» **The exercise**
Take from the listing each line that has the string "this".

— BEGIN —

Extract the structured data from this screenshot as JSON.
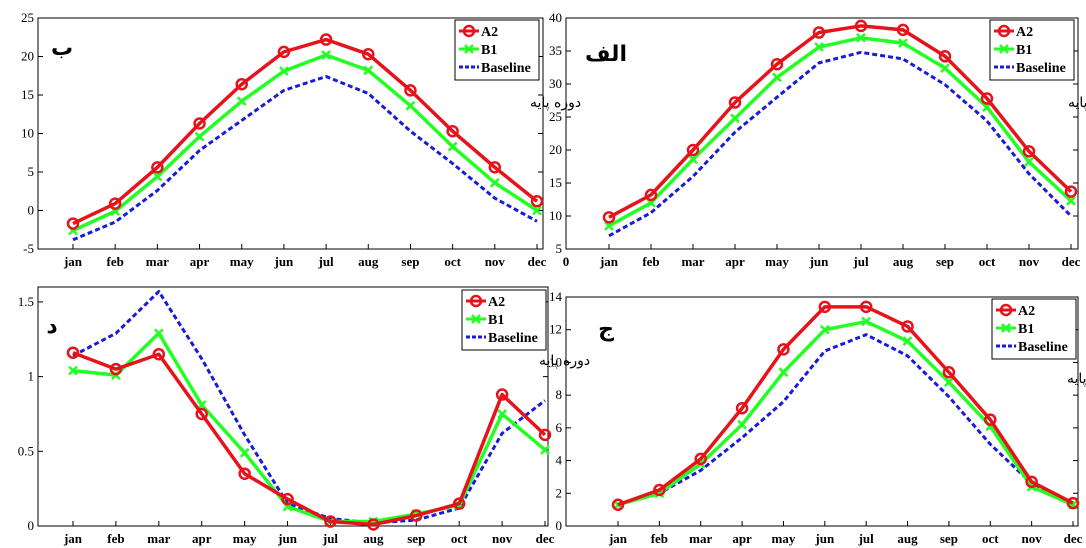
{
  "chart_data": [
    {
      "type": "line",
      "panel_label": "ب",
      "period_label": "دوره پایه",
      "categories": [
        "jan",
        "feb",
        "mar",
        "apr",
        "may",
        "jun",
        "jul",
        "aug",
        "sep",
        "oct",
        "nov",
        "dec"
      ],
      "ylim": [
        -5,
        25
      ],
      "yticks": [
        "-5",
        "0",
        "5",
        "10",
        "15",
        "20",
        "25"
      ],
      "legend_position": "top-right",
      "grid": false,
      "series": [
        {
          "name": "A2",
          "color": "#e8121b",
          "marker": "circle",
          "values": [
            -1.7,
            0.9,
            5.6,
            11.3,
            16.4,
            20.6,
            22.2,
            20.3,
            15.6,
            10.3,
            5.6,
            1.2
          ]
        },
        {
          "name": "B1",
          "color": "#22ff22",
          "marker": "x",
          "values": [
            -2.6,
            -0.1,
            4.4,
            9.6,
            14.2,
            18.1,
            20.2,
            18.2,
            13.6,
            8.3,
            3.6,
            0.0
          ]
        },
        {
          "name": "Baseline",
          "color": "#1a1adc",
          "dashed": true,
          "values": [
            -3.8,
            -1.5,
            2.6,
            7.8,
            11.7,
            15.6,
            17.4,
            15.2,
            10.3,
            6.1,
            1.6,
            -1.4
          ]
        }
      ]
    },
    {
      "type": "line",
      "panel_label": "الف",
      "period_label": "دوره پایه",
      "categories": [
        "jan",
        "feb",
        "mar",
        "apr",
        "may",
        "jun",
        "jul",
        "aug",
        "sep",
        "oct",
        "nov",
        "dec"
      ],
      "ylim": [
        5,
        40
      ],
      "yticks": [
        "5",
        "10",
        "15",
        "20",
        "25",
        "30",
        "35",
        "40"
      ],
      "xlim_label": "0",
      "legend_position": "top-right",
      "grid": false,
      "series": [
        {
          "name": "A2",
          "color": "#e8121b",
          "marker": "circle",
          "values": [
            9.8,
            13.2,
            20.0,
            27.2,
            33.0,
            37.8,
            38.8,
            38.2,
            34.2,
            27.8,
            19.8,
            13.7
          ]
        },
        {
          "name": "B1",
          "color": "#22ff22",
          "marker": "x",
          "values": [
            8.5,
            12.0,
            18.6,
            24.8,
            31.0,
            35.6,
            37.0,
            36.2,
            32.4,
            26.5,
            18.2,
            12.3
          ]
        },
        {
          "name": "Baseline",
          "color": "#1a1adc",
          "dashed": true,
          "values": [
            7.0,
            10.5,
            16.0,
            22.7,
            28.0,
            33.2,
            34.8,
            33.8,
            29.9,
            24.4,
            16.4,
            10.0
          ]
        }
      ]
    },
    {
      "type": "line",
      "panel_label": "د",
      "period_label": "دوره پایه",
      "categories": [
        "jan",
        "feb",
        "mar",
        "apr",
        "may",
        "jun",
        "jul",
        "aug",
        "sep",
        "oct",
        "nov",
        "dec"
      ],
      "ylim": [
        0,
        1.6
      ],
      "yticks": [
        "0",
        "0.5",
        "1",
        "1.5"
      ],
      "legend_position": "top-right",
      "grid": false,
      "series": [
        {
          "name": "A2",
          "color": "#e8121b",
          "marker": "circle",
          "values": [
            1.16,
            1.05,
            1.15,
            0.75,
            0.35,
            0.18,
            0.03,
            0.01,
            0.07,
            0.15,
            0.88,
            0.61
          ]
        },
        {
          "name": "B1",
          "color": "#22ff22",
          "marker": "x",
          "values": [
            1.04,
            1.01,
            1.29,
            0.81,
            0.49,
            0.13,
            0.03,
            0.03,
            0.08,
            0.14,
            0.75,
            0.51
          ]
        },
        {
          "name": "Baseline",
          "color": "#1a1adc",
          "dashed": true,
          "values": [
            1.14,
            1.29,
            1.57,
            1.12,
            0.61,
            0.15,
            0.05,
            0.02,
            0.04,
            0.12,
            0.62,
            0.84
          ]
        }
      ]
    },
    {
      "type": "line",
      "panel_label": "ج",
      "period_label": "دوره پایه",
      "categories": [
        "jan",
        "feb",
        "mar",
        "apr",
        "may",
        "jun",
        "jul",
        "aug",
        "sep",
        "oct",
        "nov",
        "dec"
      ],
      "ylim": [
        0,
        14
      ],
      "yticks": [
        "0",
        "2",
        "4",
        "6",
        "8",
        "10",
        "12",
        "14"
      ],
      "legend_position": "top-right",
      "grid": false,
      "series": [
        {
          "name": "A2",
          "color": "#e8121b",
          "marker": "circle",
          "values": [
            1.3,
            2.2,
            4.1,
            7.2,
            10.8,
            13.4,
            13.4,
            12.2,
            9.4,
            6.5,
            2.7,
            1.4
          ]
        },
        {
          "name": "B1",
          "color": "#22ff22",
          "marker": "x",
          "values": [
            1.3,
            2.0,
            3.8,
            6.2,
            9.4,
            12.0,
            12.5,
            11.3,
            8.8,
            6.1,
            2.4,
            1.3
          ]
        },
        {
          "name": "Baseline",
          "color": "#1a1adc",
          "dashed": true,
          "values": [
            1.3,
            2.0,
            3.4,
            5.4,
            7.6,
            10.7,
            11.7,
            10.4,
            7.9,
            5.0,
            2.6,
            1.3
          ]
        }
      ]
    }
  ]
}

— END —
— BEGIN —

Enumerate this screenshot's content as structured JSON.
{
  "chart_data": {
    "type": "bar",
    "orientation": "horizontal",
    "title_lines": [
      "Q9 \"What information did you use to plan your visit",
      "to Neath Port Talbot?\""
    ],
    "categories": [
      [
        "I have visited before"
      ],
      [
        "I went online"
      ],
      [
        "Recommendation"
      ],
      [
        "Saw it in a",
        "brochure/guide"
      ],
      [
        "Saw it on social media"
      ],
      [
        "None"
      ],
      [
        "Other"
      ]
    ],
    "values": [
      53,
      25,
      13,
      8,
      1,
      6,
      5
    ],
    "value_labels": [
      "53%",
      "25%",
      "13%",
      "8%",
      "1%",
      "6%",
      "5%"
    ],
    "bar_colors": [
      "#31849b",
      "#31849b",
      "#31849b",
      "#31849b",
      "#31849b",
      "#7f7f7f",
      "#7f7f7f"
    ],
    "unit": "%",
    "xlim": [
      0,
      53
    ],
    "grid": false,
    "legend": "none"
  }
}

— END —
— BEGIN —

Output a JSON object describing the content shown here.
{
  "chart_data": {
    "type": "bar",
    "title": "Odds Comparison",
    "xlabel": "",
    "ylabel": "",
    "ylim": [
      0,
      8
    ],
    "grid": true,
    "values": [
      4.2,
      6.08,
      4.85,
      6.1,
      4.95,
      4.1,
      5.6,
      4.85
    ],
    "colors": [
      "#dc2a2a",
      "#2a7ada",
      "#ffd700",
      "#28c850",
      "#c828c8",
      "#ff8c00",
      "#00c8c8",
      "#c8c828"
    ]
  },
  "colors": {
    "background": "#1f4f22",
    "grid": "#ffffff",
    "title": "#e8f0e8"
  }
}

— END —

» **The output**
Extract the structured data from this screenshot as JSON.
Enumerate this screenshot's content as structured JSON.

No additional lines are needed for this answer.